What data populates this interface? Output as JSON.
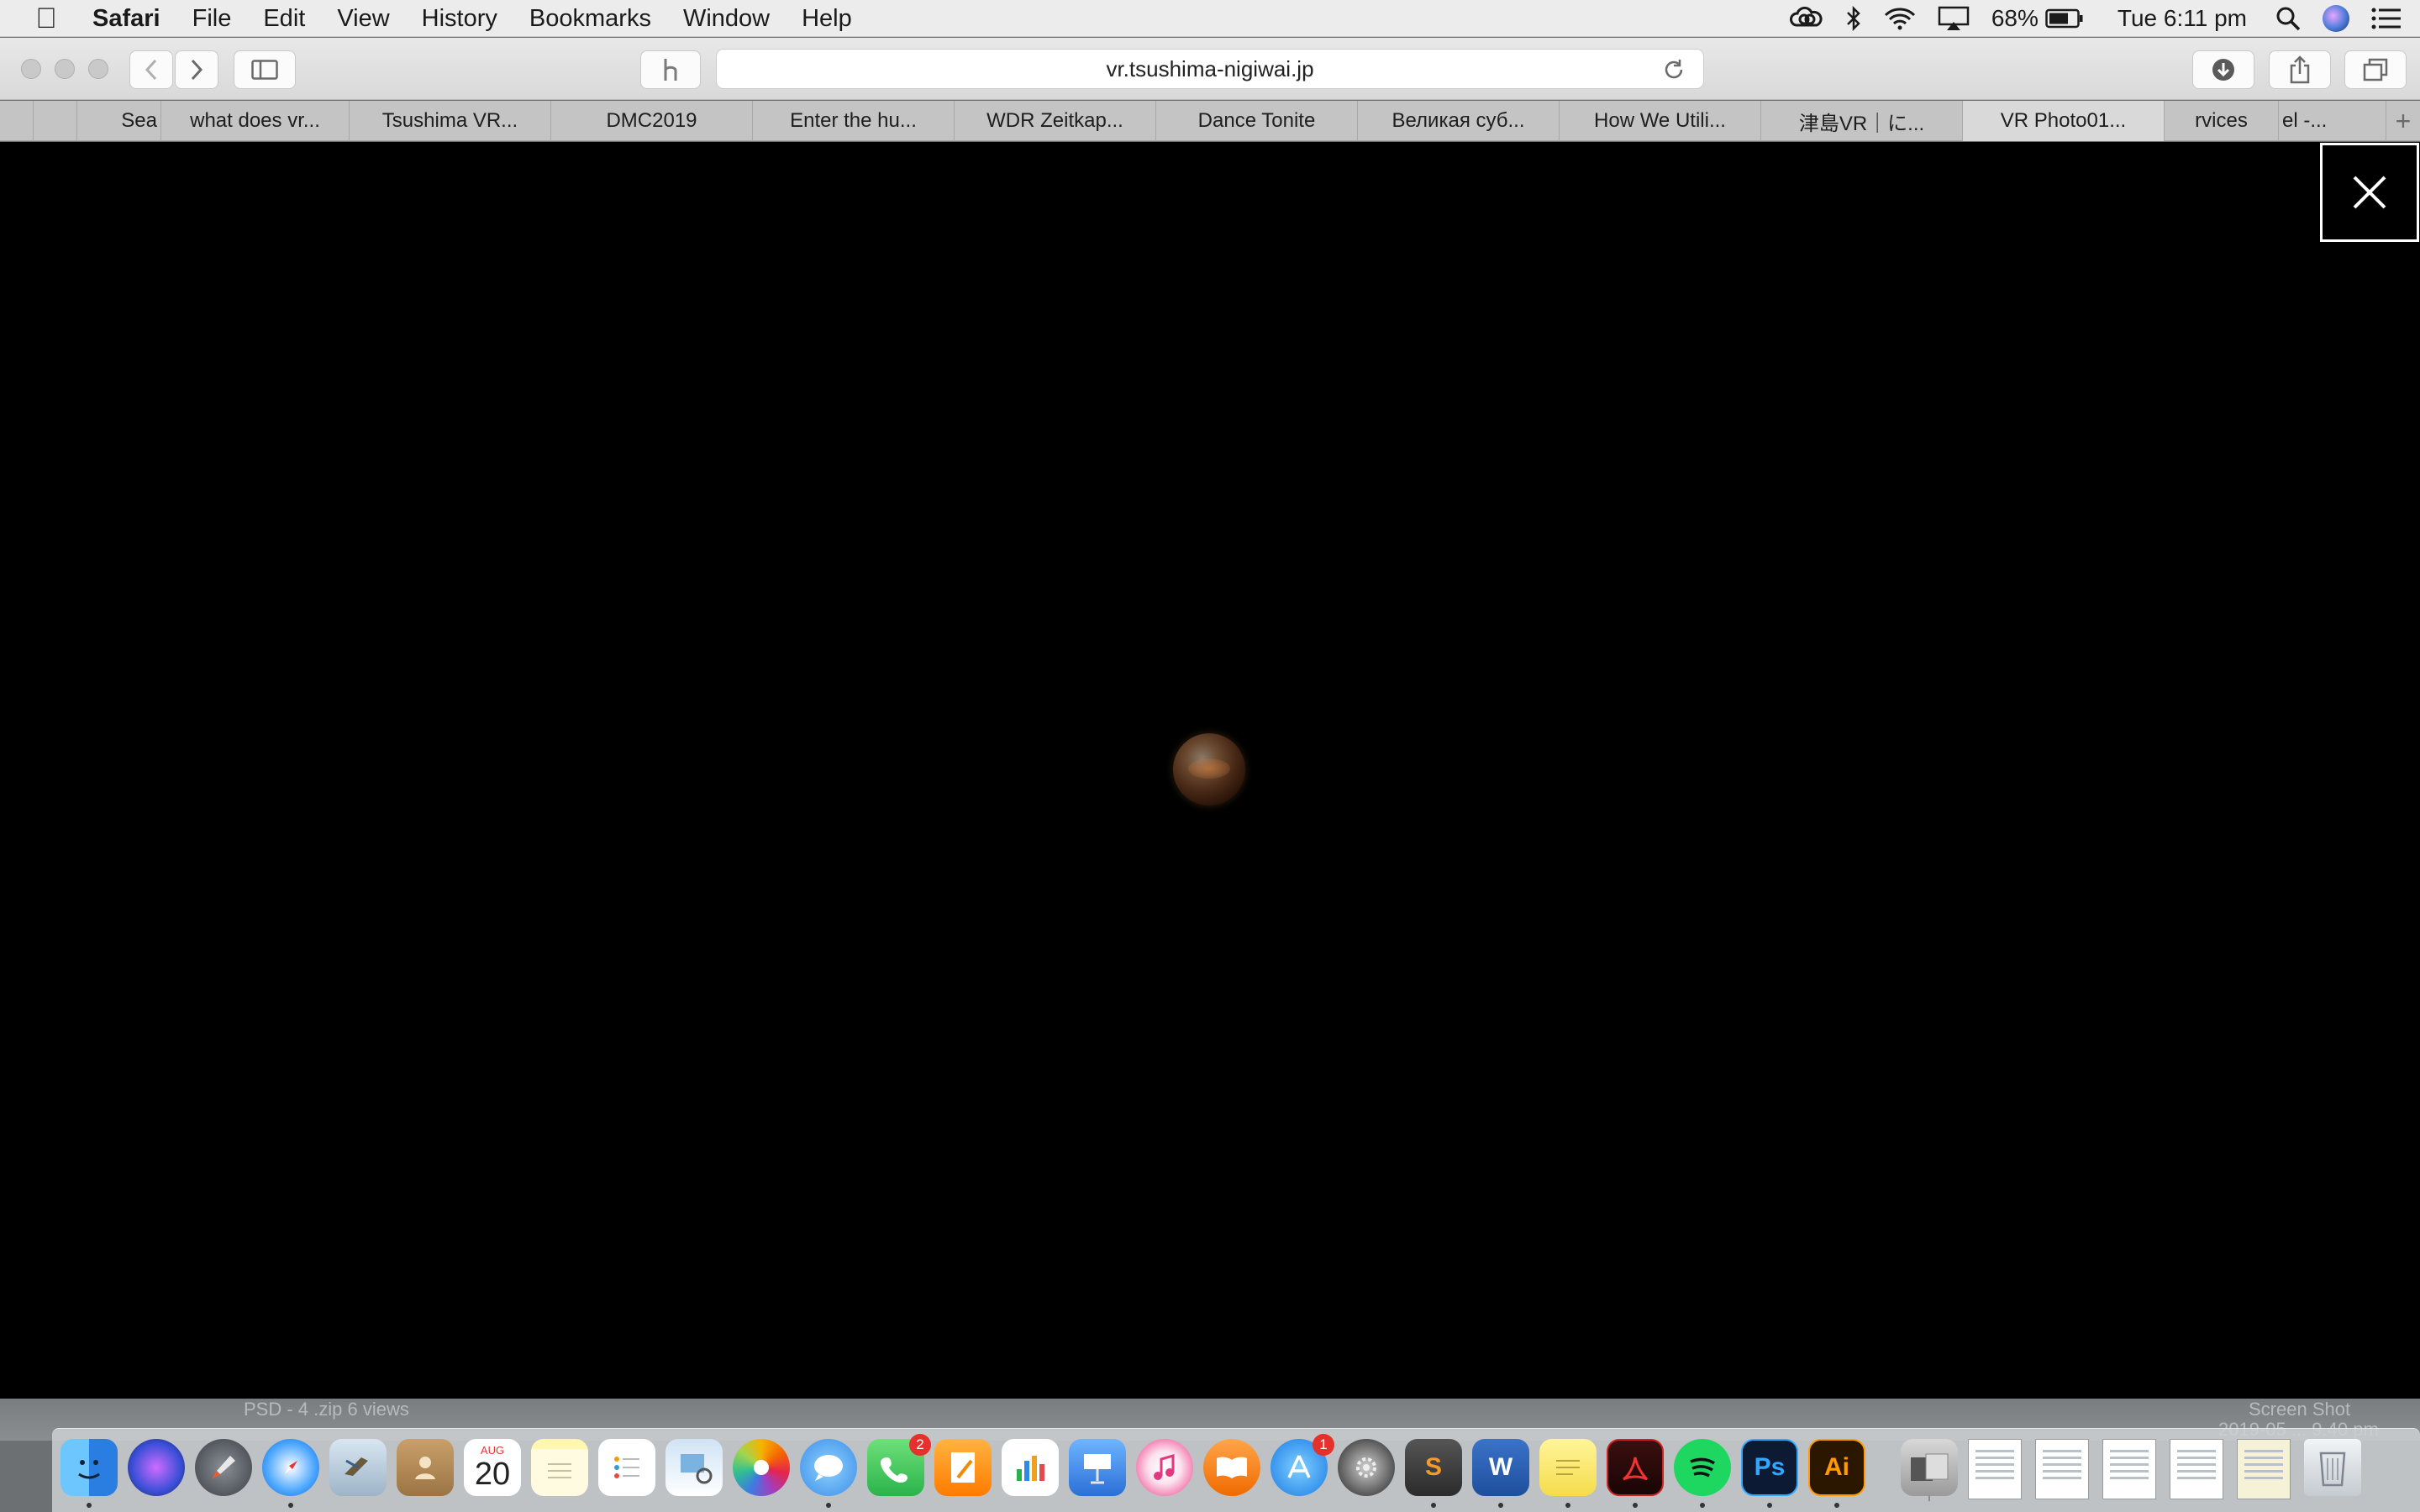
{
  "menubar": {
    "apple": "",
    "items": [
      "Safari",
      "File",
      "Edit",
      "View",
      "History",
      "Bookmarks",
      "Window",
      "Help"
    ],
    "battery": "68%",
    "clock": "Tue 6:11 pm"
  },
  "toolbar": {
    "url": "vr.tsushima-nigiwai.jp"
  },
  "tabs": [
    {
      "label": ""
    },
    {
      "label": "Sea"
    },
    {
      "label": "what does vr..."
    },
    {
      "label": "Tsushima VR..."
    },
    {
      "label": "DMC2019"
    },
    {
      "label": "Enter the hu..."
    },
    {
      "label": "WDR Zeitkap..."
    },
    {
      "label": "Dance Tonite"
    },
    {
      "label": "Великая суб..."
    },
    {
      "label": "How We Utili..."
    },
    {
      "label": "津島VR｜に..."
    },
    {
      "label": "VR Photo01..."
    },
    {
      "label": "rvices"
    },
    {
      "label": "el -..."
    },
    {
      "label": "+"
    }
  ],
  "desktop": {
    "left_text": "PSD - 4 .zip 6 views",
    "right_text_1": "Screen Shot",
    "right_text_2": "2019-05 ... 9.40 pm"
  },
  "dock": {
    "calendar_month": "AUG",
    "calendar_day": "20",
    "facetime_badge": "2",
    "appstore_badge": "1",
    "ps_label": "Ps",
    "ai_label": "Ai"
  }
}
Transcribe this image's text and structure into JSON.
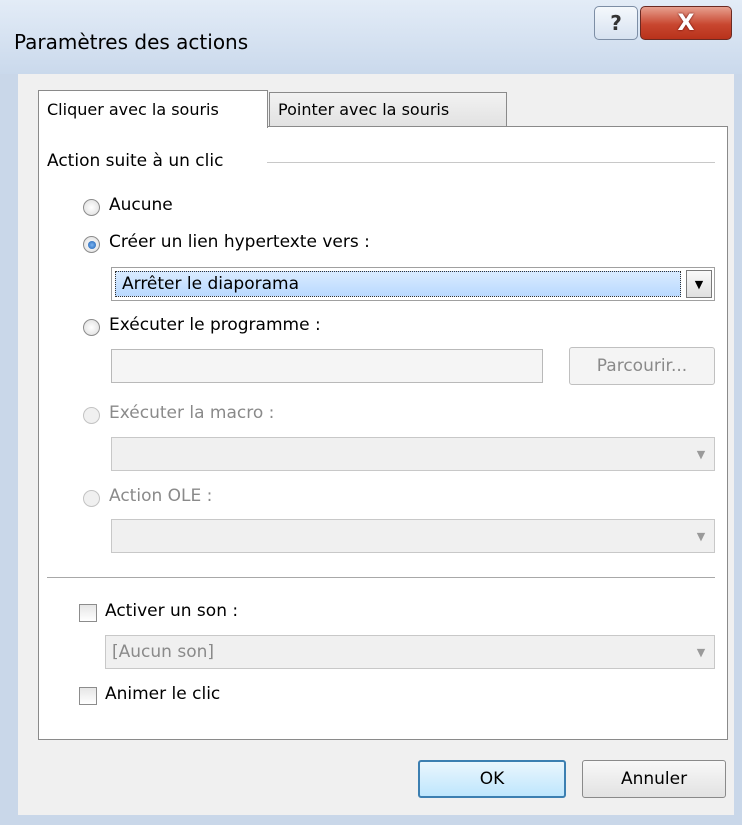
{
  "window": {
    "title": "Paramètres des actions",
    "help_glyph": "?",
    "close_glyph": "X"
  },
  "tabs": [
    {
      "label": "Cliquer avec la souris",
      "active": true
    },
    {
      "label": "Pointer avec la souris",
      "active": false
    }
  ],
  "group": {
    "label": "Action suite à un clic",
    "options": {
      "none": {
        "label": "Aucune",
        "checked": false,
        "enabled": true
      },
      "hyperlink": {
        "label": "Créer un lien hypertexte vers :",
        "checked": true,
        "enabled": true,
        "value": "Arrêter le diaporama"
      },
      "program": {
        "label": "Exécuter le programme :",
        "checked": false,
        "enabled": true,
        "value": "",
        "browse_label": "Parcourir..."
      },
      "macro": {
        "label": "Exécuter la macro :",
        "checked": false,
        "enabled": false,
        "value": ""
      },
      "ole": {
        "label": "Action OLE :",
        "checked": false,
        "enabled": false,
        "value": ""
      }
    }
  },
  "sound": {
    "checkbox_label": "Activer un son :",
    "checked": false,
    "value": "[Aucun son]"
  },
  "animate": {
    "checkbox_label": "Animer le clic",
    "checked": false
  },
  "buttons": {
    "ok": "OK",
    "cancel": "Annuler"
  },
  "colors": {
    "accent": "#3c7fb1",
    "close": "#c8462f"
  }
}
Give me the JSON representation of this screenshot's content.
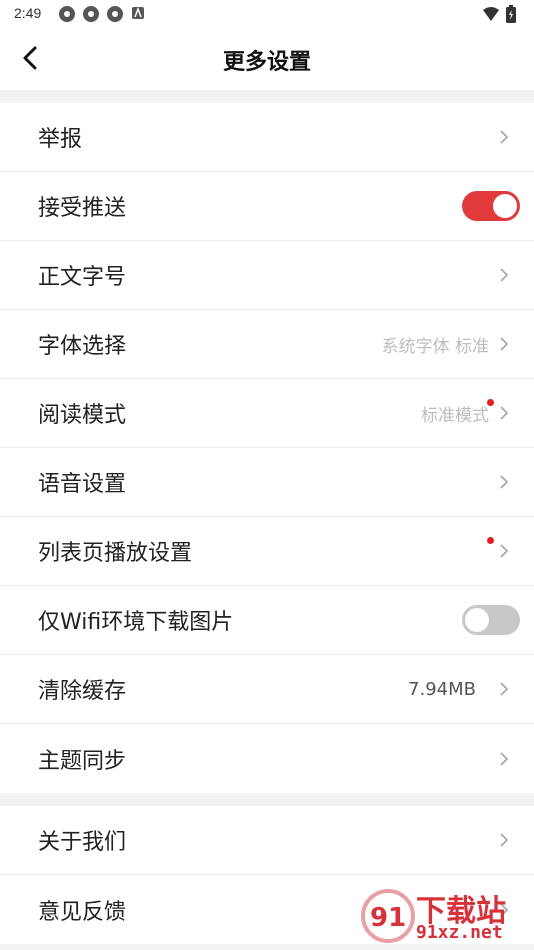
{
  "status_bar": {
    "time": "2:49",
    "left_icons": [
      "app-icon",
      "app-icon",
      "app-icon",
      "a-notification-icon"
    ],
    "right_icons": [
      "wifi-icon",
      "battery-icon"
    ]
  },
  "nav": {
    "title": "更多设置",
    "back_icon": "chevron-left-icon"
  },
  "settings_group_1": {
    "rows": [
      {
        "label": "举报",
        "type": "link"
      },
      {
        "label": "接受推送",
        "type": "toggle",
        "on": true
      },
      {
        "label": "正文字号",
        "type": "link"
      },
      {
        "label": "字体选择",
        "type": "link",
        "value": "系统字体 标准"
      },
      {
        "label": "阅读模式",
        "type": "link",
        "value": "标准模式",
        "badge": true
      },
      {
        "label": "语音设置",
        "type": "link"
      },
      {
        "label": "列表页播放设置",
        "type": "link",
        "badge": true
      },
      {
        "label": "仅Wifi环境下载图片",
        "type": "toggle",
        "on": false
      },
      {
        "label": "清除缓存",
        "type": "link",
        "value": "7.94MB"
      },
      {
        "label": "主题同步",
        "type": "link"
      }
    ]
  },
  "settings_group_2": {
    "rows": [
      {
        "label": "关于我们",
        "type": "link"
      },
      {
        "label": "意见反馈",
        "type": "link"
      }
    ]
  },
  "watermark": {
    "line1": "下载站",
    "line2": "91xz.net",
    "logo_text": "91"
  },
  "colors": {
    "accent": "#e23a3a",
    "badge": "#e02020",
    "toggle_off": "#c8c8c8",
    "value_text": "#bdbdbd"
  }
}
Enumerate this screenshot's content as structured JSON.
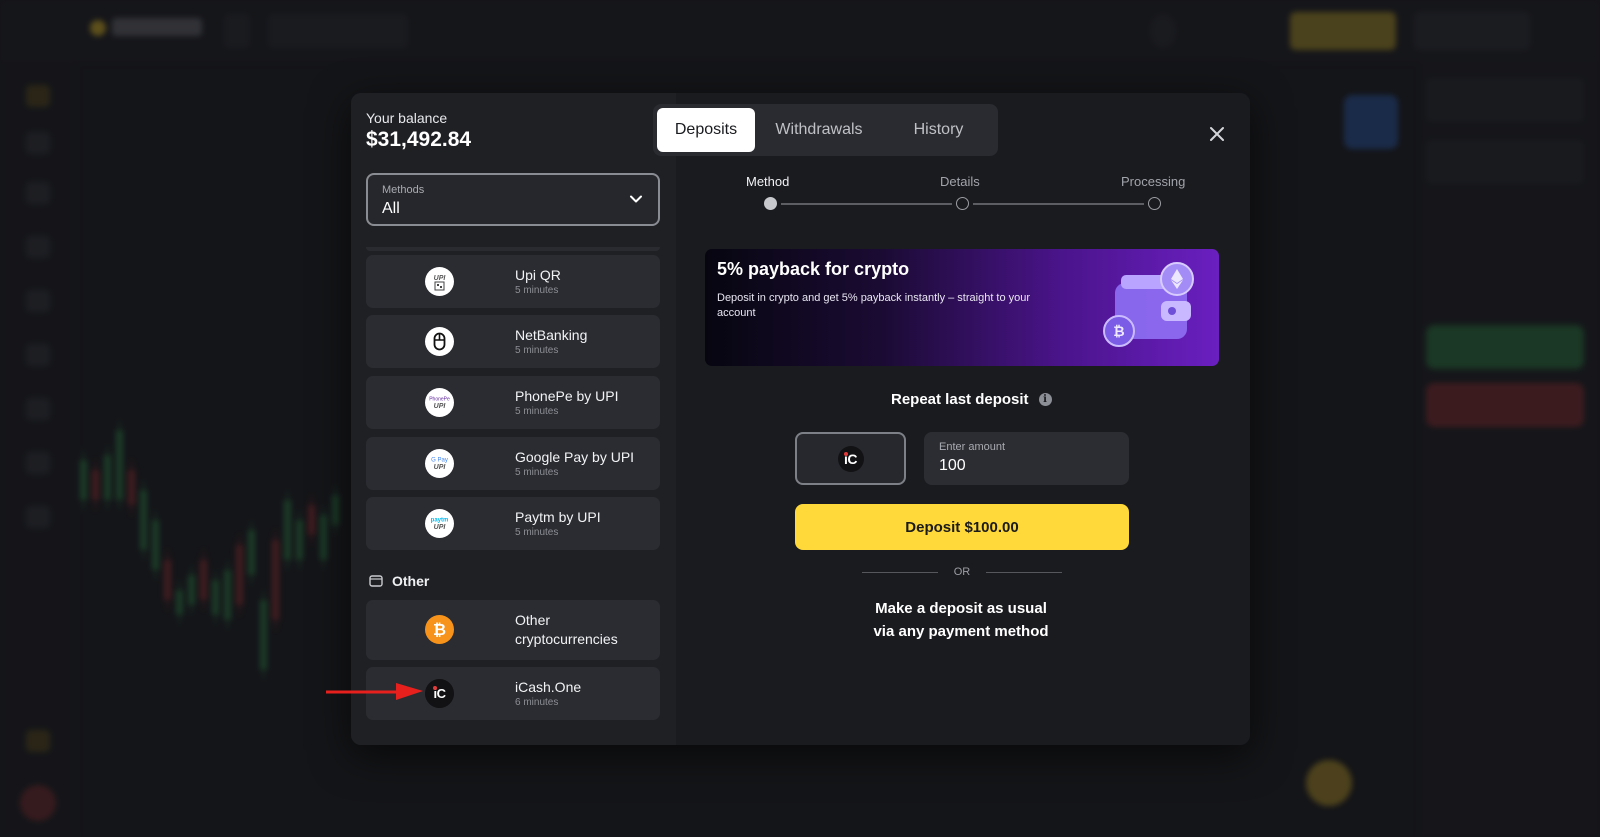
{
  "balance": {
    "label": "Your balance",
    "value": "$31,492.84"
  },
  "tabs": [
    {
      "label": "Deposits",
      "active": true
    },
    {
      "label": "Withdrawals",
      "active": false
    },
    {
      "label": "History",
      "active": false
    }
  ],
  "filter": {
    "label": "Methods",
    "value": "All"
  },
  "methods": [
    {
      "name": "Upi QR",
      "time": "5 minutes",
      "icon": "upi-qr-icon"
    },
    {
      "name": "NetBanking",
      "time": "5 minutes",
      "icon": "mouse-icon"
    },
    {
      "name": "PhonePe by UPI",
      "time": "5 minutes",
      "icon": "phonepe-icon"
    },
    {
      "name": "Google Pay by UPI",
      "time": "5 minutes",
      "icon": "google-pay-icon"
    },
    {
      "name": "Paytm by UPI",
      "time": "5 minutes",
      "icon": "paytm-icon"
    }
  ],
  "other_section": {
    "title": "Other",
    "items": [
      {
        "name_line1": "Other",
        "name_line2": "cryptocurrencies",
        "icon": "bitcoin-icon"
      },
      {
        "name": "iCash.One",
        "time": "6 minutes",
        "icon": "icash-icon"
      }
    ]
  },
  "steps": [
    {
      "label": "Method",
      "active": true
    },
    {
      "label": "Details",
      "active": false
    },
    {
      "label": "Processing",
      "active": false
    }
  ],
  "promo": {
    "title": "5% payback for crypto",
    "text": "Deposit in crypto and get 5% payback instantly – straight to your account"
  },
  "repeat": {
    "title": "Repeat last deposit",
    "amount_label": "Enter amount",
    "amount_value": "100",
    "deposit_button": "Deposit $100.00",
    "or": "OR",
    "usual_line1": "Make a deposit as usual",
    "usual_line2": "via any payment method"
  },
  "ic_text": "iC",
  "colors": {
    "accent_yellow": "#ffd83a",
    "promo_purple": "#6a1fc0",
    "annotation_red": "#e8201d",
    "bitcoin_orange": "#f7931a"
  }
}
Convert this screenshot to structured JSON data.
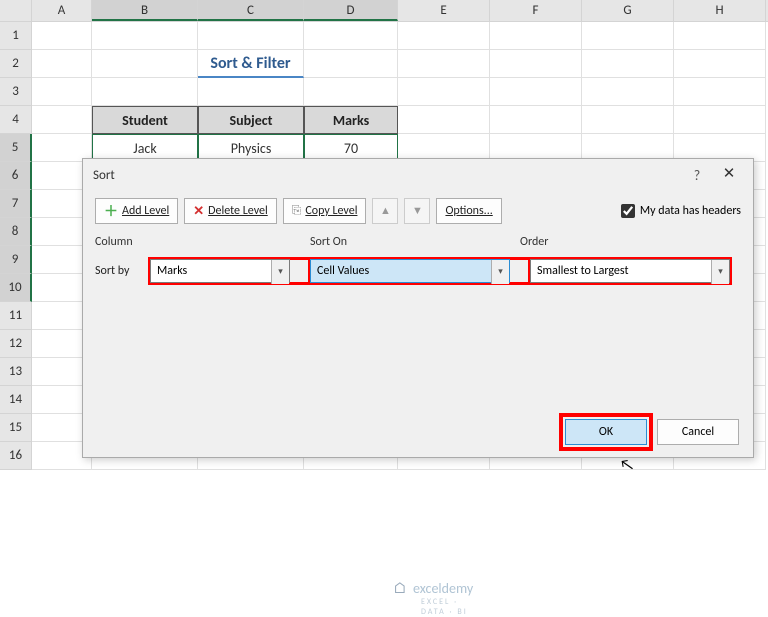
#####
> [The request]:
Count every line in the data where the string "avec" occurs. Give nothing except the number.

> [Result]:
2